Your task is to quote the material that follows, in full and exactly.
##### Records to use #####
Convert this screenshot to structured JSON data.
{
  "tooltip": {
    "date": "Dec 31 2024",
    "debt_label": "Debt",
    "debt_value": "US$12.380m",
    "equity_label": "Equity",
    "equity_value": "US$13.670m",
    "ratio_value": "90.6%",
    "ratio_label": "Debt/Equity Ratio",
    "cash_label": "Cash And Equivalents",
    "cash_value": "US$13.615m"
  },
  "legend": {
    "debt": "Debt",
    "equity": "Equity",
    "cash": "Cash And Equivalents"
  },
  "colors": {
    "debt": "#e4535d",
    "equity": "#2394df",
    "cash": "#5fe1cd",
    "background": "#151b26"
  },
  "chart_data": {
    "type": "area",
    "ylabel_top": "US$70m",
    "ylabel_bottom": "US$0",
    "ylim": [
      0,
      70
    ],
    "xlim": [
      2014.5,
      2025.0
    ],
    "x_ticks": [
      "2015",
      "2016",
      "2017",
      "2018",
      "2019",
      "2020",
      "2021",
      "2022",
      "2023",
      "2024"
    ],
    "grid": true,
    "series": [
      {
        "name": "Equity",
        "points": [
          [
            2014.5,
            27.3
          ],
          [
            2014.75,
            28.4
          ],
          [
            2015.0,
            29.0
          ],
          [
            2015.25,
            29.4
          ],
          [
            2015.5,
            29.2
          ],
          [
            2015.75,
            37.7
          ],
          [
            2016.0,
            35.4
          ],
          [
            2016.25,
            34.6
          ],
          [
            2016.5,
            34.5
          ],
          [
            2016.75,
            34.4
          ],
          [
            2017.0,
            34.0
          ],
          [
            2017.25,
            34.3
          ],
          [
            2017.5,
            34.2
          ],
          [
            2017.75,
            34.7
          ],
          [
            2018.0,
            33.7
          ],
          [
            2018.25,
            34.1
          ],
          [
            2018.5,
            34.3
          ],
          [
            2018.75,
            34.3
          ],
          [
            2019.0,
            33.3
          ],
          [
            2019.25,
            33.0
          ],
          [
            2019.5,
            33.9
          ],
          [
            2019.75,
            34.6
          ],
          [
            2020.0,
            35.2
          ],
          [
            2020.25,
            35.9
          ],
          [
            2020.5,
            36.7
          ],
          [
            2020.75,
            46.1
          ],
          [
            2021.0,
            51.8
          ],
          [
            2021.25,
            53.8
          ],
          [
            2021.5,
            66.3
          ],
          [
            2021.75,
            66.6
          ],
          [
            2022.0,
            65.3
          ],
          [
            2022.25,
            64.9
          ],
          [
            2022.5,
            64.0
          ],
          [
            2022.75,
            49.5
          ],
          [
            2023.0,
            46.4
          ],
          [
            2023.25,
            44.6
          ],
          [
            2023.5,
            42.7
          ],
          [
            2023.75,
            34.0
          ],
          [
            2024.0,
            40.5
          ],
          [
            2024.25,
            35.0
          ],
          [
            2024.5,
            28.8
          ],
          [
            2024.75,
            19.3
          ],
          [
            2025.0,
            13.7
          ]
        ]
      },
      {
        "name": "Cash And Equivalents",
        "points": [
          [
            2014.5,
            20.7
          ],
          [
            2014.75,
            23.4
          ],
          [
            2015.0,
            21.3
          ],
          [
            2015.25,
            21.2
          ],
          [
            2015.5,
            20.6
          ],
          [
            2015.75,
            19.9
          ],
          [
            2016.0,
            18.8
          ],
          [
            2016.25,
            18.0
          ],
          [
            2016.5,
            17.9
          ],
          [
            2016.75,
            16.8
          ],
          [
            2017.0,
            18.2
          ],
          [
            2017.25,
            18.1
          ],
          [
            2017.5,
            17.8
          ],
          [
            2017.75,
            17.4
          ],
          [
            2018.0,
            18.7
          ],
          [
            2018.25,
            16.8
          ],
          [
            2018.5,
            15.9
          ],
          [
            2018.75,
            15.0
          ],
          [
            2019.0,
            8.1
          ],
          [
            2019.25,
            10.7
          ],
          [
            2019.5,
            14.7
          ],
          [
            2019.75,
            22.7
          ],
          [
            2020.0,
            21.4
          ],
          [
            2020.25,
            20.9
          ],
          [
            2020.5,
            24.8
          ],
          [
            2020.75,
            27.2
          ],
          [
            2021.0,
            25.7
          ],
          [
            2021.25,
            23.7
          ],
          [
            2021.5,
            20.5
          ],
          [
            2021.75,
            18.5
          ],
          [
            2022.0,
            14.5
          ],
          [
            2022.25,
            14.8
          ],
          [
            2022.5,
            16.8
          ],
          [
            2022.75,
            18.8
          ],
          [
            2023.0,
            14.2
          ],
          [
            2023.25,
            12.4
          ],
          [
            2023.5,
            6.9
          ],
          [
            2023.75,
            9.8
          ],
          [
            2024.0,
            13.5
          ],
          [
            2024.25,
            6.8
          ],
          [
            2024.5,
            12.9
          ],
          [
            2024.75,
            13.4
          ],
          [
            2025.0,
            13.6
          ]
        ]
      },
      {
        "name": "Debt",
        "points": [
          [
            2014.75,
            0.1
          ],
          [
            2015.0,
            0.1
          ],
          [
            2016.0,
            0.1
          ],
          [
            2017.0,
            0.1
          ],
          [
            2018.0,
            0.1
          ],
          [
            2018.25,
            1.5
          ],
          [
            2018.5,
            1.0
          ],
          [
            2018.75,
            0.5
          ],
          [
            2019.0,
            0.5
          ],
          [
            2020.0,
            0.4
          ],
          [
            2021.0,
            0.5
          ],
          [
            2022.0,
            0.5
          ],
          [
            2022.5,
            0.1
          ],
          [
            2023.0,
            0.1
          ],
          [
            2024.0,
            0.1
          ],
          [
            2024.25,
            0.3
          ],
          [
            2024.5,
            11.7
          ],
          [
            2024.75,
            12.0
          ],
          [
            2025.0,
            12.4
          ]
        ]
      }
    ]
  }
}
#####
#### Result:
Convert this screenshot to structured JSON data.
{
  "tooltip": {
    "date": "Dec 31 2024",
    "debt_label": "Debt",
    "debt_value": "US$12.380m",
    "equity_label": "Equity",
    "equity_value": "US$13.670m",
    "ratio_value": "90.6%",
    "ratio_label": "Debt/Equity Ratio",
    "cash_label": "Cash And Equivalents",
    "cash_value": "US$13.615m"
  },
  "legend": {
    "debt": "Debt",
    "equity": "Equity",
    "cash": "Cash And Equivalents"
  },
  "colors": {
    "debt": "#e4535d",
    "equity": "#2394df",
    "cash": "#5fe1cd",
    "background": "#151b26"
  },
  "chart_data": {
    "type": "area",
    "ylabel_top": "US$70m",
    "ylabel_bottom": "US$0",
    "ylim": [
      0,
      70
    ],
    "xlim": [
      2014.5,
      2025.0
    ],
    "x_ticks": [
      "2015",
      "2016",
      "2017",
      "2018",
      "2019",
      "2020",
      "2021",
      "2022",
      "2023",
      "2024"
    ],
    "grid": true,
    "series": [
      {
        "name": "Equity",
        "points": [
          [
            2014.5,
            27.3
          ],
          [
            2014.75,
            28.4
          ],
          [
            2015.0,
            29.0
          ],
          [
            2015.25,
            29.4
          ],
          [
            2015.5,
            29.2
          ],
          [
            2015.75,
            37.7
          ],
          [
            2016.0,
            35.4
          ],
          [
            2016.25,
            34.6
          ],
          [
            2016.5,
            34.5
          ],
          [
            2016.75,
            34.4
          ],
          [
            2017.0,
            34.0
          ],
          [
            2017.25,
            34.3
          ],
          [
            2017.5,
            34.2
          ],
          [
            2017.75,
            34.7
          ],
          [
            2018.0,
            33.7
          ],
          [
            2018.25,
            34.1
          ],
          [
            2018.5,
            34.3
          ],
          [
            2018.75,
            34.3
          ],
          [
            2019.0,
            33.3
          ],
          [
            2019.25,
            33.0
          ],
          [
            2019.5,
            33.9
          ],
          [
            2019.75,
            34.6
          ],
          [
            2020.0,
            35.2
          ],
          [
            2020.25,
            35.9
          ],
          [
            2020.5,
            36.7
          ],
          [
            2020.75,
            46.1
          ],
          [
            2021.0,
            51.8
          ],
          [
            2021.25,
            53.8
          ],
          [
            2021.5,
            66.3
          ],
          [
            2021.75,
            66.6
          ],
          [
            2022.0,
            65.3
          ],
          [
            2022.25,
            64.9
          ],
          [
            2022.5,
            64.0
          ],
          [
            2022.75,
            49.5
          ],
          [
            2023.0,
            46.4
          ],
          [
            2023.25,
            44.6
          ],
          [
            2023.5,
            42.7
          ],
          [
            2023.75,
            34.0
          ],
          [
            2024.0,
            40.5
          ],
          [
            2024.25,
            35.0
          ],
          [
            2024.5,
            28.8
          ],
          [
            2024.75,
            19.3
          ],
          [
            2025.0,
            13.7
          ]
        ]
      },
      {
        "name": "Cash And Equivalents",
        "points": [
          [
            2014.5,
            20.7
          ],
          [
            2014.75,
            23.4
          ],
          [
            2015.0,
            21.3
          ],
          [
            2015.25,
            21.2
          ],
          [
            2015.5,
            20.6
          ],
          [
            2015.75,
            19.9
          ],
          [
            2016.0,
            18.8
          ],
          [
            2016.25,
            18.0
          ],
          [
            2016.5,
            17.9
          ],
          [
            2016.75,
            16.8
          ],
          [
            2017.0,
            18.2
          ],
          [
            2017.25,
            18.1
          ],
          [
            2017.5,
            17.8
          ],
          [
            2017.75,
            17.4
          ],
          [
            2018.0,
            18.7
          ],
          [
            2018.25,
            16.8
          ],
          [
            2018.5,
            15.9
          ],
          [
            2018.75,
            15.0
          ],
          [
            2019.0,
            8.1
          ],
          [
            2019.25,
            10.7
          ],
          [
            2019.5,
            14.7
          ],
          [
            2019.75,
            22.7
          ],
          [
            2020.0,
            21.4
          ],
          [
            2020.25,
            20.9
          ],
          [
            2020.5,
            24.8
          ],
          [
            2020.75,
            27.2
          ],
          [
            2021.0,
            25.7
          ],
          [
            2021.25,
            23.7
          ],
          [
            2021.5,
            20.5
          ],
          [
            2021.75,
            18.5
          ],
          [
            2022.0,
            14.5
          ],
          [
            2022.25,
            14.8
          ],
          [
            2022.5,
            16.8
          ],
          [
            2022.75,
            18.8
          ],
          [
            2023.0,
            14.2
          ],
          [
            2023.25,
            12.4
          ],
          [
            2023.5,
            6.9
          ],
          [
            2023.75,
            9.8
          ],
          [
            2024.0,
            13.5
          ],
          [
            2024.25,
            6.8
          ],
          [
            2024.5,
            12.9
          ],
          [
            2024.75,
            13.4
          ],
          [
            2025.0,
            13.6
          ]
        ]
      },
      {
        "name": "Debt",
        "points": [
          [
            2014.75,
            0.1
          ],
          [
            2015.0,
            0.1
          ],
          [
            2016.0,
            0.1
          ],
          [
            2017.0,
            0.1
          ],
          [
            2018.0,
            0.1
          ],
          [
            2018.25,
            1.5
          ],
          [
            2018.5,
            1.0
          ],
          [
            2018.75,
            0.5
          ],
          [
            2019.0,
            0.5
          ],
          [
            2020.0,
            0.4
          ],
          [
            2021.0,
            0.5
          ],
          [
            2022.0,
            0.5
          ],
          [
            2022.5,
            0.1
          ],
          [
            2023.0,
            0.1
          ],
          [
            2024.0,
            0.1
          ],
          [
            2024.25,
            0.3
          ],
          [
            2024.5,
            11.7
          ],
          [
            2024.75,
            12.0
          ],
          [
            2025.0,
            12.4
          ]
        ]
      }
    ]
  }
}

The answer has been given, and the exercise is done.